→ **SHORT TASK**:
Repeat every record below exactly, leaving out the pictures.

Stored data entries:
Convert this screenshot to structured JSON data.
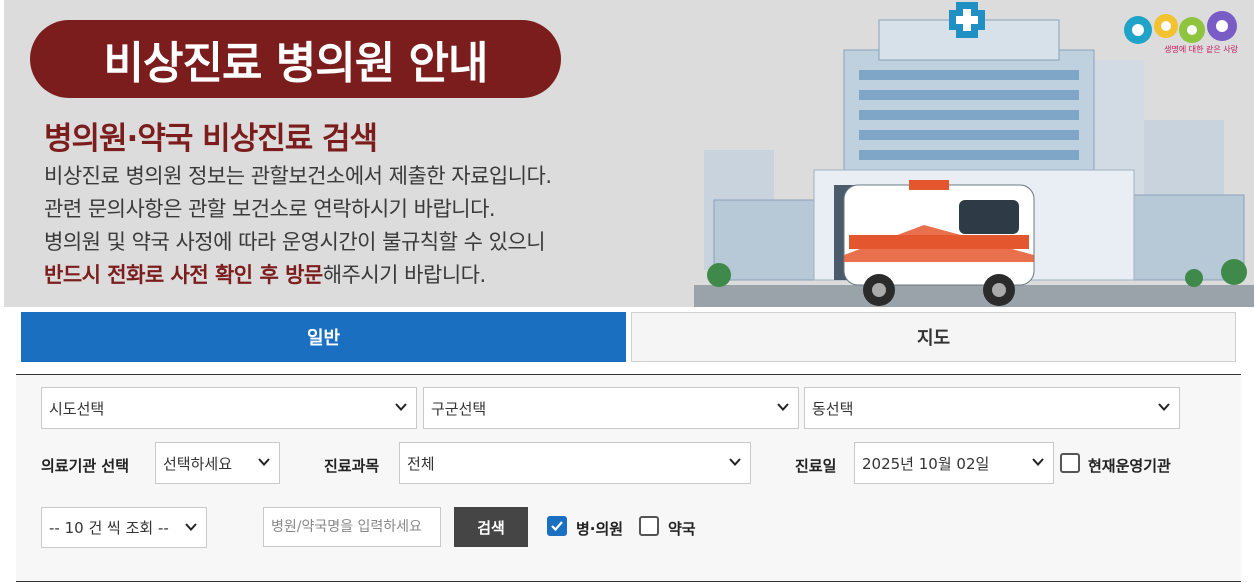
{
  "banner": {
    "title": "비상진료 병의원 안내",
    "subtitle": "병의원·약국 비상진료 검색",
    "desc_line1": "비상진료 병의원 정보는 관할보건소에서 제출한 자료입니다.",
    "desc_line2": "관련 문의사항은 관할 보건소로 연락하시기 바랍니다.",
    "desc_line3": "병의원 및 약국 사정에 따라 운영시간이 불규칙할 수 있으니",
    "desc_line4_emph": "반드시 전화로 사전 확인 후 방문",
    "desc_line4_rest": "해주시기 바랍니다.",
    "logo_tagline": "생명에 대한 같은 사랑"
  },
  "tabs": {
    "general": "일반",
    "map": "지도"
  },
  "filters": {
    "sido": "시도선택",
    "gugun": "구군선택",
    "dong": "동선택",
    "institution_label": "의료기관 선택",
    "institution_value": "선택하세요",
    "department_label": "진료과목",
    "department_value": "전체",
    "date_label": "진료일",
    "date_value": "2025년 10월 02일",
    "open_now_label": "현재운영기관",
    "page_size": "-- 10 건 씩 조회 --",
    "name_placeholder": "병원/약국명을 입력하세요",
    "search_button": "검색",
    "hospital_label": "병·의원",
    "pharmacy_label": "약국"
  },
  "colors": {
    "banner_accent": "#7b1d1d",
    "tab_active": "#1a6fc0",
    "search_button": "#454545"
  }
}
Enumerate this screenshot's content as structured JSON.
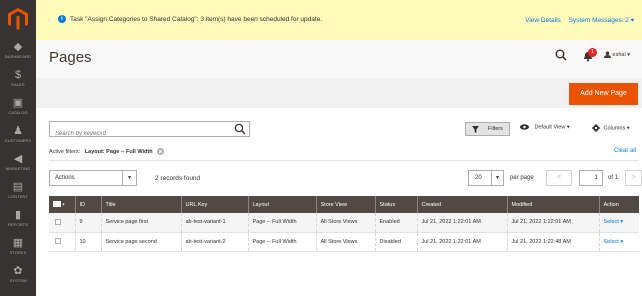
{
  "notice": {
    "icon": "info-icon",
    "message": "Task \"Assign Categories to Shared Catalog\": 3 item(s) have been scheduled for update.",
    "view_details": "View Details",
    "system_messages": "System Messages: 2 ▾"
  },
  "sidebar": {
    "items": [
      {
        "icon": "dashboard-icon",
        "label": "DASHBOARD",
        "glyph": "◆"
      },
      {
        "icon": "dollar-icon",
        "label": "SALES",
        "glyph": "$"
      },
      {
        "icon": "cube-icon",
        "label": "CATALOG",
        "glyph": "▣"
      },
      {
        "icon": "person-icon",
        "label": "CUSTOMERS",
        "glyph": "♟"
      },
      {
        "icon": "megaphone-icon",
        "label": "MARKETING",
        "glyph": "◀"
      },
      {
        "icon": "content-icon",
        "label": "CONTENT",
        "glyph": "▤"
      },
      {
        "icon": "bar-chart-icon",
        "label": "REPORTS",
        "glyph": "▮"
      },
      {
        "icon": "stores-icon",
        "label": "STORES",
        "glyph": "▦"
      },
      {
        "icon": "gear-icon",
        "label": "SYSTEM",
        "glyph": "✿"
      }
    ]
  },
  "header": {
    "title": "Pages",
    "notification_count": "1",
    "user": "eshal ▾"
  },
  "actionbar": {
    "add_new": "Add New Page"
  },
  "toolbar": {
    "search_placeholder": "Search by keyword",
    "filters": "Filters",
    "default_view": "Default View ▾",
    "columns": "Columns ▾"
  },
  "filters": {
    "label": "Active filters:",
    "value": "Layout: Page -- Full Width",
    "clear_all": "Clear all"
  },
  "grid": {
    "actions": "Actions",
    "records": "2 records found",
    "per_page_value": "20",
    "per_page_label": "per page",
    "page": "1",
    "of": "of 1",
    "prev": "<",
    "next": ">",
    "columns": [
      "ID",
      "Title",
      "URL Key",
      "Layout",
      "Store View",
      "Status",
      "Created",
      "Modified",
      "Action"
    ],
    "rows": [
      {
        "id": "9",
        "title": "Service page first",
        "url_key": "ab-test-variant-1",
        "layout": "Page -- Full Width",
        "store_view": "All Store Views",
        "status": "Enabled",
        "created": "Jul 21, 2022 1:22:01 AM",
        "modified": "Jul 21, 2022 1:22:01 AM",
        "action": "Select ▾"
      },
      {
        "id": "10",
        "title": "Service page second",
        "url_key": "ab-test-variant-2",
        "layout": "Page -- Full Width",
        "store_view": "All Store Views",
        "status": "Disabled",
        "created": "Jul 21, 2022 1:22:01 AM",
        "modified": "Jul 21, 2022 1:22:48 AM",
        "action": "Select ▾"
      }
    ]
  },
  "colors": {
    "sidebar": "#373330",
    "accent": "#eb5202",
    "link": "#007bdb",
    "table_header": "#514943",
    "notice": "#fffbbb"
  }
}
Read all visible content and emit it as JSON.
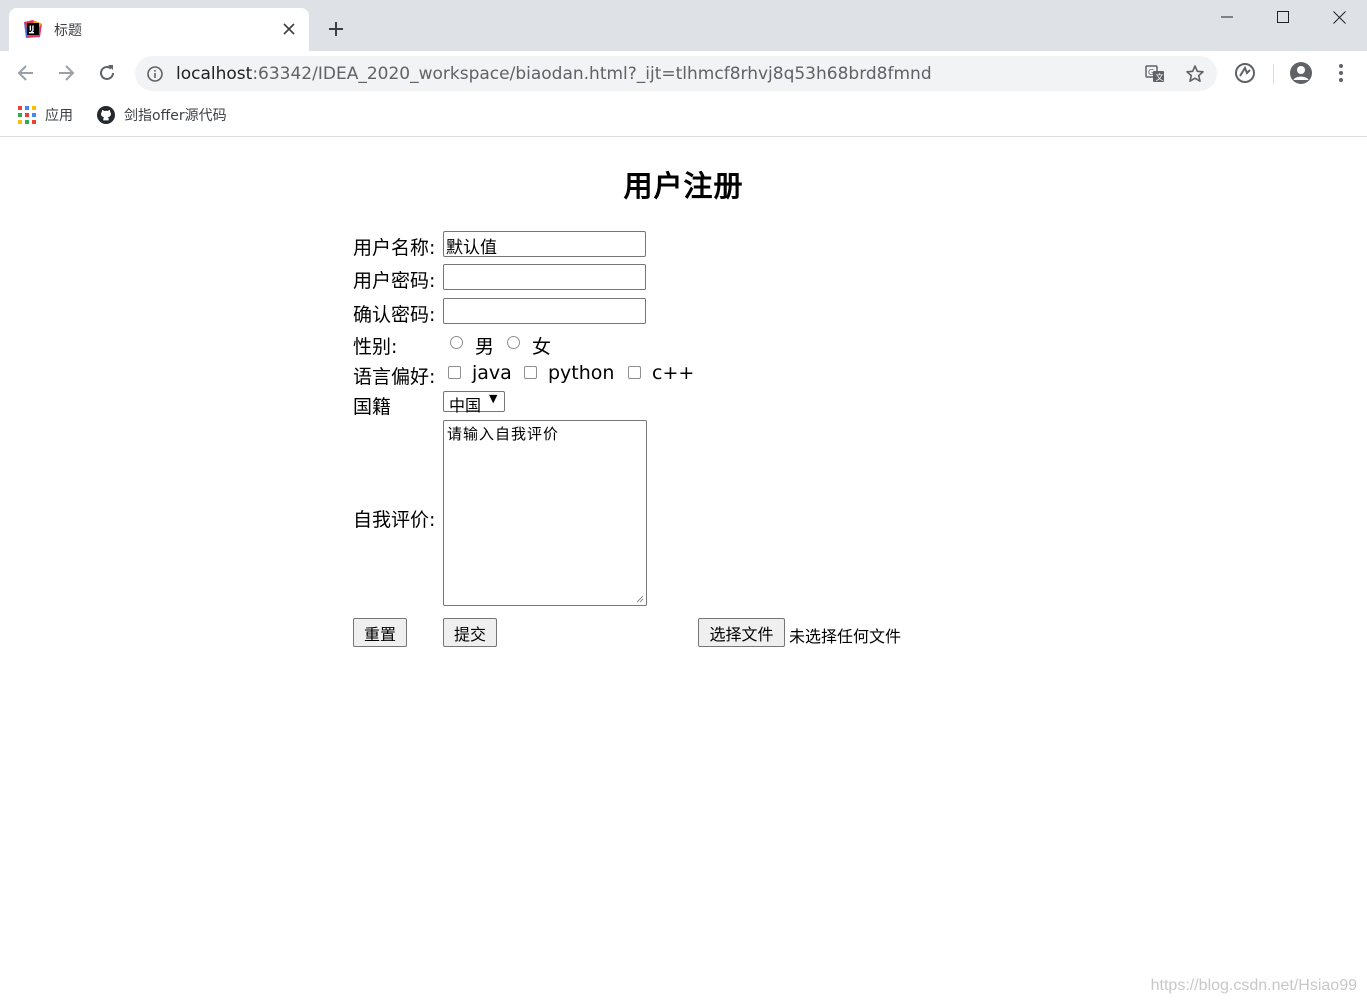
{
  "browser": {
    "tab_title": "标题",
    "url_host": "localhost",
    "url_rest": ":63342/IDEA_2020_workspace/biaodan.html?_ijt=tlhmcf8rhvj8q53h68brd8fmnd",
    "bookmarks": [
      {
        "label": "应用",
        "icon": "apps-grid-icon"
      },
      {
        "label": "剑指offer源代码",
        "icon": "github-icon"
      }
    ]
  },
  "form": {
    "title": "用户注册",
    "username_label": "用户名称:",
    "username_value": "默认值",
    "password_label": "用户密码:",
    "confirm_label": "确认密码:",
    "gender_label": "性别:",
    "gender_options": [
      "男",
      "女"
    ],
    "lang_label": "语言偏好:",
    "lang_options": [
      "java",
      "python",
      "c++"
    ],
    "nationality_label": "国籍",
    "nationality_selected": "中国",
    "self_eval_label": "自我评价:",
    "self_eval_value": "请输入自我评价",
    "reset_label": "重置",
    "submit_label": "提交",
    "file_button_label": "选择文件",
    "file_status": "未选择任何文件"
  },
  "watermark": "https://blog.csdn.net/Hsiao99"
}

→ **CORRECT OUTPUT**:
Convert this screenshot to structured JSON data.
{
  "banner": {
    "title": "비상진료 병의원 안내",
    "subtitle": "병의원·약국 비상진료 검색",
    "desc_line1": "비상진료 병의원 정보는 관할보건소에서 제출한 자료입니다.",
    "desc_line2": "관련 문의사항은 관할 보건소로 연락하시기 바랍니다.",
    "desc_line3": "병의원 및 약국 사정에 따라 운영시간이 불규칙할 수 있으니",
    "desc_line4_emph": "반드시 전화로 사전 확인 후 방문",
    "desc_line4_rest": "해주시기 바랍니다.",
    "logo_tagline": "생명에 대한 같은 사랑"
  },
  "tabs": {
    "general": "일반",
    "map": "지도"
  },
  "filters": {
    "sido": "시도선택",
    "gugun": "구군선택",
    "dong": "동선택",
    "institution_label": "의료기관 선택",
    "institution_value": "선택하세요",
    "department_label": "진료과목",
    "department_value": "전체",
    "date_label": "진료일",
    "date_value": "2025년 10월 02일",
    "open_now_label": "현재운영기관",
    "page_size": "-- 10 건 씩 조회 --",
    "name_placeholder": "병원/약국명을 입력하세요",
    "search_button": "검색",
    "hospital_label": "병·의원",
    "pharmacy_label": "약국"
  },
  "colors": {
    "banner_accent": "#7b1d1d",
    "tab_active": "#1a6fc0",
    "search_button": "#454545"
  }
}
Enumerate this screenshot's content as structured JSON.
{
  "notice": {
    "icon": "info-icon",
    "message": "Task \"Assign Categories to Shared Catalog\": 3 item(s) have been scheduled for update.",
    "view_details": "View Details",
    "system_messages": "System Messages: 2 ▾"
  },
  "sidebar": {
    "items": [
      {
        "icon": "dashboard-icon",
        "label": "DASHBOARD",
        "glyph": "◆"
      },
      {
        "icon": "dollar-icon",
        "label": "SALES",
        "glyph": "$"
      },
      {
        "icon": "cube-icon",
        "label": "CATALOG",
        "glyph": "▣"
      },
      {
        "icon": "person-icon",
        "label": "CUSTOMERS",
        "glyph": "♟"
      },
      {
        "icon": "megaphone-icon",
        "label": "MARKETING",
        "glyph": "◀"
      },
      {
        "icon": "content-icon",
        "label": "CONTENT",
        "glyph": "▤"
      },
      {
        "icon": "bar-chart-icon",
        "label": "REPORTS",
        "glyph": "▮"
      },
      {
        "icon": "stores-icon",
        "label": "STORES",
        "glyph": "▦"
      },
      {
        "icon": "gear-icon",
        "label": "SYSTEM",
        "glyph": "✿"
      }
    ]
  },
  "header": {
    "title": "Pages",
    "notification_count": "1",
    "user": "eshal ▾"
  },
  "actionbar": {
    "add_new": "Add New Page"
  },
  "toolbar": {
    "search_placeholder": "Search by keyword",
    "filters": "Filters",
    "default_view": "Default View ▾",
    "columns": "Columns ▾"
  },
  "filters": {
    "label": "Active filters:",
    "value": "Layout: Page -- Full Width",
    "clear_all": "Clear all"
  },
  "grid": {
    "actions": "Actions",
    "records": "2 records found",
    "per_page_value": "20",
    "per_page_label": "per page",
    "page": "1",
    "of": "of 1",
    "prev": "<",
    "next": ">",
    "columns": [
      "ID",
      "Title",
      "URL Key",
      "Layout",
      "Store View",
      "Status",
      "Created",
      "Modified",
      "Action"
    ],
    "rows": [
      {
        "id": "9",
        "title": "Service page first",
        "url_key": "ab-test-variant-1",
        "layout": "Page -- Full Width",
        "store_view": "All Store Views",
        "status": "Enabled",
        "created": "Jul 21, 2022 1:22:01 AM",
        "modified": "Jul 21, 2022 1:22:01 AM",
        "action": "Select ▾"
      },
      {
        "id": "10",
        "title": "Service page second",
        "url_key": "ab-test-variant-2",
        "layout": "Page -- Full Width",
        "store_view": "All Store Views",
        "status": "Disabled",
        "created": "Jul 21, 2022 1:22:01 AM",
        "modified": "Jul 21, 2022 1:22:48 AM",
        "action": "Select ▾"
      }
    ]
  },
  "colors": {
    "sidebar": "#373330",
    "accent": "#eb5202",
    "link": "#007bdb",
    "table_header": "#514943",
    "notice": "#fffbbb"
  }
}
Read all visible content and emit it as JSON.
{
  "browser": {
    "tab_title": "标题",
    "url_host": "localhost",
    "url_rest": ":63342/IDEA_2020_workspace/biaodan.html?_ijt=tlhmcf8rhvj8q53h68brd8fmnd",
    "bookmarks": [
      {
        "label": "应用",
        "icon": "apps-grid-icon"
      },
      {
        "label": "剑指offer源代码",
        "icon": "github-icon"
      }
    ]
  },
  "form": {
    "title": "用户注册",
    "username_label": "用户名称:",
    "username_value": "默认值",
    "password_label": "用户密码:",
    "confirm_label": "确认密码:",
    "gender_label": "性别:",
    "gender_options": [
      "男",
      "女"
    ],
    "lang_label": "语言偏好:",
    "lang_options": [
      "java",
      "python",
      "c++"
    ],
    "nationality_label": "国籍",
    "nationality_selected": "中国",
    "self_eval_label": "自我评价:",
    "self_eval_value": "请输入自我评价",
    "reset_label": "重置",
    "submit_label": "提交",
    "file_button_label": "选择文件",
    "file_status": "未选择任何文件"
  },
  "watermark": "https://blog.csdn.net/Hsiao99"
}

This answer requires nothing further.